[Figure record extracts]

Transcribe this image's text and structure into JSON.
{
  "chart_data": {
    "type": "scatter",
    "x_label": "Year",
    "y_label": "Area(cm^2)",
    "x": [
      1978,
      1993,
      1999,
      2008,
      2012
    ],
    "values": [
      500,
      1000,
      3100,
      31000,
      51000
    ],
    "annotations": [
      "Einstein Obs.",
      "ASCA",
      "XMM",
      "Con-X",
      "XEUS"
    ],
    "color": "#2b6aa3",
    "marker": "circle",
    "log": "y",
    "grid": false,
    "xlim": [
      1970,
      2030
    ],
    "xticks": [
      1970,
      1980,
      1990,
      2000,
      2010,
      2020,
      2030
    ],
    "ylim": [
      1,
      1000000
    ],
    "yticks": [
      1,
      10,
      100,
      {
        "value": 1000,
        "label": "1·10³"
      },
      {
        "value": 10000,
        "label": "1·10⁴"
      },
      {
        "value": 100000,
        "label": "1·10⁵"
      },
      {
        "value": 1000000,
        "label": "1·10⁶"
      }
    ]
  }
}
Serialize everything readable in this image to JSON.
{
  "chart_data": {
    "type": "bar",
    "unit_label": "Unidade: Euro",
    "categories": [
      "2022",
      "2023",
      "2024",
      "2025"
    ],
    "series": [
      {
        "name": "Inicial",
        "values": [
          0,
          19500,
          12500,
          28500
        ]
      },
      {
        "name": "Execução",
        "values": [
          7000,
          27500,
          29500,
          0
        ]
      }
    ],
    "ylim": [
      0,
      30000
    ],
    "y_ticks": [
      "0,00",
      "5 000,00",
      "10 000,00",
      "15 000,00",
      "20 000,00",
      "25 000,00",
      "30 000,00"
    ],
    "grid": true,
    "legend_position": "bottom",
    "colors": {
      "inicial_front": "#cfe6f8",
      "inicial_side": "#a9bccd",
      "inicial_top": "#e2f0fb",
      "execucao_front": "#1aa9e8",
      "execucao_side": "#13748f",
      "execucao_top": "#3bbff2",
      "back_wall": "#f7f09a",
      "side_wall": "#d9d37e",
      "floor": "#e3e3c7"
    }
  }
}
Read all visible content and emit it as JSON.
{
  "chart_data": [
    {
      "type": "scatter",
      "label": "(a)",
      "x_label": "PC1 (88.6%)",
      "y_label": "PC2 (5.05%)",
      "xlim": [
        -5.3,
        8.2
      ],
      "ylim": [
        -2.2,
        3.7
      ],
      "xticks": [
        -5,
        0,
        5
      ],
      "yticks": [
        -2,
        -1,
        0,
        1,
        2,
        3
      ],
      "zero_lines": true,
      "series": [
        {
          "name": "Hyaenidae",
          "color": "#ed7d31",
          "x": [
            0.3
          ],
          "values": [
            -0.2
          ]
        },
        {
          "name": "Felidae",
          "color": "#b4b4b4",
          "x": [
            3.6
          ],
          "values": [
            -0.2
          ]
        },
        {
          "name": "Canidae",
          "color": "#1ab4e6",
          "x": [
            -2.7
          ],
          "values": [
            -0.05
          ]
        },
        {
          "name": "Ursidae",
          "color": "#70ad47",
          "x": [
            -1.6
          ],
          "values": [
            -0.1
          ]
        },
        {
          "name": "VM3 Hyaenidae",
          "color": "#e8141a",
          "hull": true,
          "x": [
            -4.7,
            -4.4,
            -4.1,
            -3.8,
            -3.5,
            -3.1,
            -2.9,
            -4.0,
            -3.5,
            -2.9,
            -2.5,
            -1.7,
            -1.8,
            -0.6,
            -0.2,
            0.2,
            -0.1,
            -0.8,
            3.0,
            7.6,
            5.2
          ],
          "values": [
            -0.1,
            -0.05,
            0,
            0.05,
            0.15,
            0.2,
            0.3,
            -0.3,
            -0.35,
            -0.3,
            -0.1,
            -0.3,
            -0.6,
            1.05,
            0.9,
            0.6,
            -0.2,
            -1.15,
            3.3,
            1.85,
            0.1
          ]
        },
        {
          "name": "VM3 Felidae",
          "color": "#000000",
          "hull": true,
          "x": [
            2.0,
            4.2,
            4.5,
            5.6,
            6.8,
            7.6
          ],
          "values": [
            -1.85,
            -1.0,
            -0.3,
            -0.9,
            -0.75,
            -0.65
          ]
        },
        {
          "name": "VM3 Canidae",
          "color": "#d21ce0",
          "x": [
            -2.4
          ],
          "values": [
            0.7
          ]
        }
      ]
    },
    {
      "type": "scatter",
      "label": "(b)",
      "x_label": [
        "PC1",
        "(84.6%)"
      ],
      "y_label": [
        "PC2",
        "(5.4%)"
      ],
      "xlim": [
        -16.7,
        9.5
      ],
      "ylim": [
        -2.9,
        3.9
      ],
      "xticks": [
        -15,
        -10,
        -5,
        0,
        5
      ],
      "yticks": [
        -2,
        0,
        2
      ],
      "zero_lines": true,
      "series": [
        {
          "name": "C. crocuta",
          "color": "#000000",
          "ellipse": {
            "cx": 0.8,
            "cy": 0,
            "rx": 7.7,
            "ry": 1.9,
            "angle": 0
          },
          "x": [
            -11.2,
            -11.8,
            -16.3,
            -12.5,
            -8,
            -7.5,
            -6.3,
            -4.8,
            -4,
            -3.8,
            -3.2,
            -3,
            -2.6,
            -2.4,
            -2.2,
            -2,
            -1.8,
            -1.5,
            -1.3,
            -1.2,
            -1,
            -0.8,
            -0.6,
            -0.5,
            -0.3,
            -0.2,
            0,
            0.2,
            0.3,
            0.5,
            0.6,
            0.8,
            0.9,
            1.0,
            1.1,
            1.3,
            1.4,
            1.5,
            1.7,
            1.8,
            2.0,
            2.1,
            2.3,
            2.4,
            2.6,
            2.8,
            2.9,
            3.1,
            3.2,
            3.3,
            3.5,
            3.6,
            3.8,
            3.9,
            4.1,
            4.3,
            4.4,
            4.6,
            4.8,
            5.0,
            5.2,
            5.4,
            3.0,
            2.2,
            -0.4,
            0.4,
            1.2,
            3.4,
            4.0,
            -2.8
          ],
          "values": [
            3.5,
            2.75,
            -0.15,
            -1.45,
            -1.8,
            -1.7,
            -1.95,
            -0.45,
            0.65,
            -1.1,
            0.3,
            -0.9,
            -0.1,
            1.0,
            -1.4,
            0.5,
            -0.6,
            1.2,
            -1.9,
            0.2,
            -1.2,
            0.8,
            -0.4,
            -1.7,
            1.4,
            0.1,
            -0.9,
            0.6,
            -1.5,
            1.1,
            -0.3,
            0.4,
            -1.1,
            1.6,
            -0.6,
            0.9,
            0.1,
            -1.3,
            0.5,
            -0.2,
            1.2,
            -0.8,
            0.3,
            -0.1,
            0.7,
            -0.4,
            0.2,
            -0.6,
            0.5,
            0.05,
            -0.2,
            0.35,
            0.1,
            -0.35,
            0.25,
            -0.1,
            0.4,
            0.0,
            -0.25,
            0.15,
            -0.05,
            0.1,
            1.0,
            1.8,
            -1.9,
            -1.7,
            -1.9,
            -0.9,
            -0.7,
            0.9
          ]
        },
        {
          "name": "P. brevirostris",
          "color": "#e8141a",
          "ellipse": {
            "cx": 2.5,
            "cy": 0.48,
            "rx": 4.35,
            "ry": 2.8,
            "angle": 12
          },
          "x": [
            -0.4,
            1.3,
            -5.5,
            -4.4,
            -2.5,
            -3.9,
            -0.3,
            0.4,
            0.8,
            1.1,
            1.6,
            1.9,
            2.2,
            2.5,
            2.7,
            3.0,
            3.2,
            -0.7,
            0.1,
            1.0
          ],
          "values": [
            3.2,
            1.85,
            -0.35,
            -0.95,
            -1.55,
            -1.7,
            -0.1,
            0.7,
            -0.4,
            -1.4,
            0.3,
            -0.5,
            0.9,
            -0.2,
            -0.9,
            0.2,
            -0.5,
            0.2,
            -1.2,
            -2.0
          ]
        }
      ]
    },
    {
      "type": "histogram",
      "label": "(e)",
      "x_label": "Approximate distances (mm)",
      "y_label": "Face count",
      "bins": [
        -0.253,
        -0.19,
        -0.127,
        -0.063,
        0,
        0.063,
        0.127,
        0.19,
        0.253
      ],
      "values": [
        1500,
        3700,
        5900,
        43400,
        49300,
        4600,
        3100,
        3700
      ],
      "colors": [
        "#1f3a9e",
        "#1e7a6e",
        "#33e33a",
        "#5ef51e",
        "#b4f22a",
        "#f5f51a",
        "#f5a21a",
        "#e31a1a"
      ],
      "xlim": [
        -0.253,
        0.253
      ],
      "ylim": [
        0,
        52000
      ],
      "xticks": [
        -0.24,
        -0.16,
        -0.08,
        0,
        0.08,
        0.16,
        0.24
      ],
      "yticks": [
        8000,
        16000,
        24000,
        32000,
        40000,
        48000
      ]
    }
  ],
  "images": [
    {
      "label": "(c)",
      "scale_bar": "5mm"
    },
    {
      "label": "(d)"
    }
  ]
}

- **PROBLEM TO SOLVE**:
State the number of lines in the records that include "name", and write nothing else.

- **SOLUTION FOR THIS EXERCISE**:
11